START
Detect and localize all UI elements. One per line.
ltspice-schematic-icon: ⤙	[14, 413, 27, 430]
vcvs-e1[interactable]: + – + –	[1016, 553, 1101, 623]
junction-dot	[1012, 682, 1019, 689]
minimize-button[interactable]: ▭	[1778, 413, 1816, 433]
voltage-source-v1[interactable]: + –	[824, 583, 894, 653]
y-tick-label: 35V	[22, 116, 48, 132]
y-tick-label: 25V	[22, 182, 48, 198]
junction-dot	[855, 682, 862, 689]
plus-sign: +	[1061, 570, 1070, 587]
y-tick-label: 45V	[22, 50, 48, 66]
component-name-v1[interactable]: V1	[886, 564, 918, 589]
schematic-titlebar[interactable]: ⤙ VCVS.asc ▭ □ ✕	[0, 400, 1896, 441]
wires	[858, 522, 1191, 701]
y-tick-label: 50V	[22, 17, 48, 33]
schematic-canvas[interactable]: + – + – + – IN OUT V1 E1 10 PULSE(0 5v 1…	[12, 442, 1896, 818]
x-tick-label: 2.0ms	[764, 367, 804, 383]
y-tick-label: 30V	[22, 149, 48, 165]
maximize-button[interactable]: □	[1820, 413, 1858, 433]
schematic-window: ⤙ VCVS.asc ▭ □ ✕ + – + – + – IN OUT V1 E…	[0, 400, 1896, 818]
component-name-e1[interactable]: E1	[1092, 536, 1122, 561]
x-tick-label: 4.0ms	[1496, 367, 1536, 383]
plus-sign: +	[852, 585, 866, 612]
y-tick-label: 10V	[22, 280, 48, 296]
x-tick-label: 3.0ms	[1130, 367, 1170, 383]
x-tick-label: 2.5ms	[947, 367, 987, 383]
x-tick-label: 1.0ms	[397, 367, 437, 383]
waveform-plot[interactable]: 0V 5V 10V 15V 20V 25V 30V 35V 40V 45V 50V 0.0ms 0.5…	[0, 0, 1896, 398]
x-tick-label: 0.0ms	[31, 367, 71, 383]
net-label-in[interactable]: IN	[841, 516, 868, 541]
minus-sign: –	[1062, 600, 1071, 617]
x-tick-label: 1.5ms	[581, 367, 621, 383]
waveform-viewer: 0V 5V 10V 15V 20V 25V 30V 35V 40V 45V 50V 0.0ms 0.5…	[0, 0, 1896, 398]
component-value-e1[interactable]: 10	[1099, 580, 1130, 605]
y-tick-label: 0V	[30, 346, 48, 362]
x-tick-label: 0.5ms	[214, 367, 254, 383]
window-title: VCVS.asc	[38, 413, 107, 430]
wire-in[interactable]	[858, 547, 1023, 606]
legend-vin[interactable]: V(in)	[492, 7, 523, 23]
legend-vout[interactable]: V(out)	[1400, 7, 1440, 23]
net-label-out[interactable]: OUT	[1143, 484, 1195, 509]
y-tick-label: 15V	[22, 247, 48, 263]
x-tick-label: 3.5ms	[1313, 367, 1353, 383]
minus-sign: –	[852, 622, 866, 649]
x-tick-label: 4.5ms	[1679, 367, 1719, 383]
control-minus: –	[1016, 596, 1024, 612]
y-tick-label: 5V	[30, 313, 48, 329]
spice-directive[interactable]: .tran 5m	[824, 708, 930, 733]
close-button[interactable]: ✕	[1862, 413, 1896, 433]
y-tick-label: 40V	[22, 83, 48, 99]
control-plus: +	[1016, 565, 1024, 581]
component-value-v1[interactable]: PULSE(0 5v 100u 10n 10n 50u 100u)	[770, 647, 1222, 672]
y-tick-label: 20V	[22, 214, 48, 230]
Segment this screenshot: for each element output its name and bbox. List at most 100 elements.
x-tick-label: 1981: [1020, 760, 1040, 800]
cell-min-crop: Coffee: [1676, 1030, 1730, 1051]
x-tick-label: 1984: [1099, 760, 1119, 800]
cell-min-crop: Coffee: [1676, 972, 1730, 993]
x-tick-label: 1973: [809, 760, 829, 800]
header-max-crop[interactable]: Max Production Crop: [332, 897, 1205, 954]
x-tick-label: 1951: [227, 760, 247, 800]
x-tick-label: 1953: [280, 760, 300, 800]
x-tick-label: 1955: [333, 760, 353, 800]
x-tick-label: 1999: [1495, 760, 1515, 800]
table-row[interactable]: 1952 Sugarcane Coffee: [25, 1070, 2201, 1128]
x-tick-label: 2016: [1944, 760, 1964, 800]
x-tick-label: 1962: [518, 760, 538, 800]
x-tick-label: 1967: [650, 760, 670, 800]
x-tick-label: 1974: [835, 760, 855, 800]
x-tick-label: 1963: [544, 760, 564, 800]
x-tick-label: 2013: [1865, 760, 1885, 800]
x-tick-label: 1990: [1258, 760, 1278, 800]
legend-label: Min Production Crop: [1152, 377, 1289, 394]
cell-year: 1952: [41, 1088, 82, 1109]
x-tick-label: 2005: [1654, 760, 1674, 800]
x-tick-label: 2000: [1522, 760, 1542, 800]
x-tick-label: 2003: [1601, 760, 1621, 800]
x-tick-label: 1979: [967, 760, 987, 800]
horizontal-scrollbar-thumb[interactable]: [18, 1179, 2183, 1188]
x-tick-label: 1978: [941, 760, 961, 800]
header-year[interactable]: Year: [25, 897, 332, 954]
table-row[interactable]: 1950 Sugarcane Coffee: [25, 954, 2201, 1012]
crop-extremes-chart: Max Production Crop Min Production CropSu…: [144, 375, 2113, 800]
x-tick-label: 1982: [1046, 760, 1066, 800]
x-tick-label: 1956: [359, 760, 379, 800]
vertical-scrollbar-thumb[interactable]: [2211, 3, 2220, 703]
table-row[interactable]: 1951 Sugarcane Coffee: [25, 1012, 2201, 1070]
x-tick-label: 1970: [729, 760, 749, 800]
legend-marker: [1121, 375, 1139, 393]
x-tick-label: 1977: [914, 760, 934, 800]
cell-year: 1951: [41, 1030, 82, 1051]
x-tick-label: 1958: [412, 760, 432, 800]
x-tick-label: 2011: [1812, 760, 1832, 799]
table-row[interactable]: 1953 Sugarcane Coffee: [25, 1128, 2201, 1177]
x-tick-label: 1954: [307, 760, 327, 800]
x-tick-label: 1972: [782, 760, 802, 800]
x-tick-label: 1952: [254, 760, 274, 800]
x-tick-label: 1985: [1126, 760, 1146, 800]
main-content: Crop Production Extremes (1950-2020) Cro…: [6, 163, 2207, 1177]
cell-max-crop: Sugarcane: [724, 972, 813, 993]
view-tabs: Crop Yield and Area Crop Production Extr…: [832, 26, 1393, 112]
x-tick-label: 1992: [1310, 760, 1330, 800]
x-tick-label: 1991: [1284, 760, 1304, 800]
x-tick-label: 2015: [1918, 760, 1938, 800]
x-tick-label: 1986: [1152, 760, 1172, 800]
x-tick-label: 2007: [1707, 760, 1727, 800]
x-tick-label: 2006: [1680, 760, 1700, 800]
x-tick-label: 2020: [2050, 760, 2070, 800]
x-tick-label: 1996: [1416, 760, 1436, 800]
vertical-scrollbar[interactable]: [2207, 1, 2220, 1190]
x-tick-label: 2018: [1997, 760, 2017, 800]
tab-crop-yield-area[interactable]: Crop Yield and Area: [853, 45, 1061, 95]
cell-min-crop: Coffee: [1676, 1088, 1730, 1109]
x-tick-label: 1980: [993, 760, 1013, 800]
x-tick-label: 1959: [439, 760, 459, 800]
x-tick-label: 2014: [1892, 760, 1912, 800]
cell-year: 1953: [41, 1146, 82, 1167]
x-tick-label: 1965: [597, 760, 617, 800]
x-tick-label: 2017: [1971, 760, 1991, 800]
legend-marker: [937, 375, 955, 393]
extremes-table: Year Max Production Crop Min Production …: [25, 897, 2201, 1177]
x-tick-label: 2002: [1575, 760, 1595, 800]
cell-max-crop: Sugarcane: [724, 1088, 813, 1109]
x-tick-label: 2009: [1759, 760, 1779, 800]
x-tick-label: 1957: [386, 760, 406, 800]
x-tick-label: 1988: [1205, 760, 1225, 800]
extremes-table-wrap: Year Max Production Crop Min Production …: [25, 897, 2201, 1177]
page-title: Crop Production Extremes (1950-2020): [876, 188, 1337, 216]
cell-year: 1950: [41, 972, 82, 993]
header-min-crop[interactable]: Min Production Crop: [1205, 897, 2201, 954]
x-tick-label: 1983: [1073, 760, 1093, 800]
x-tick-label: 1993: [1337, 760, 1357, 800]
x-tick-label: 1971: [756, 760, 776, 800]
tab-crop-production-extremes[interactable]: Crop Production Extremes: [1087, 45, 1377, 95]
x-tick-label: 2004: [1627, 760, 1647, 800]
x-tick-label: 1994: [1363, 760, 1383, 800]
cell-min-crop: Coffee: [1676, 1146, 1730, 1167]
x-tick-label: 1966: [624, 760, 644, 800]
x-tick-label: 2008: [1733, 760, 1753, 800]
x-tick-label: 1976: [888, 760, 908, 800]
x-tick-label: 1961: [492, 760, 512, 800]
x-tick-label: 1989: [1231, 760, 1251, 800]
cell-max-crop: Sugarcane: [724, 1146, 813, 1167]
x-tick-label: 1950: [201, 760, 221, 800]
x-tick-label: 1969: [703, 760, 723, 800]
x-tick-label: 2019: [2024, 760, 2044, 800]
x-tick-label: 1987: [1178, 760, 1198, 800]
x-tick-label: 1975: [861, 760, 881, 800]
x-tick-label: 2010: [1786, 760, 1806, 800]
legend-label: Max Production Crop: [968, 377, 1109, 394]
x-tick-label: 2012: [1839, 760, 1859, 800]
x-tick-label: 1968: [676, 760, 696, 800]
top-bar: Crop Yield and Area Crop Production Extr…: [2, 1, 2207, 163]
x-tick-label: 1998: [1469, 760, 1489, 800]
END
■ OBJECTIVE: Please copy out the records verbatim, from their first line through the line that contains "583, 894, 653]", with both of those lines included.

■ FINISHED ANSWER:
Detect and localize all UI elements. One per line.
ltspice-schematic-icon: ⤙	[14, 413, 27, 430]
vcvs-e1[interactable]: + – + –	[1016, 553, 1101, 623]
junction-dot	[1012, 682, 1019, 689]
minimize-button[interactable]: ▭	[1778, 413, 1816, 433]
voltage-source-v1[interactable]: + –	[824, 583, 894, 653]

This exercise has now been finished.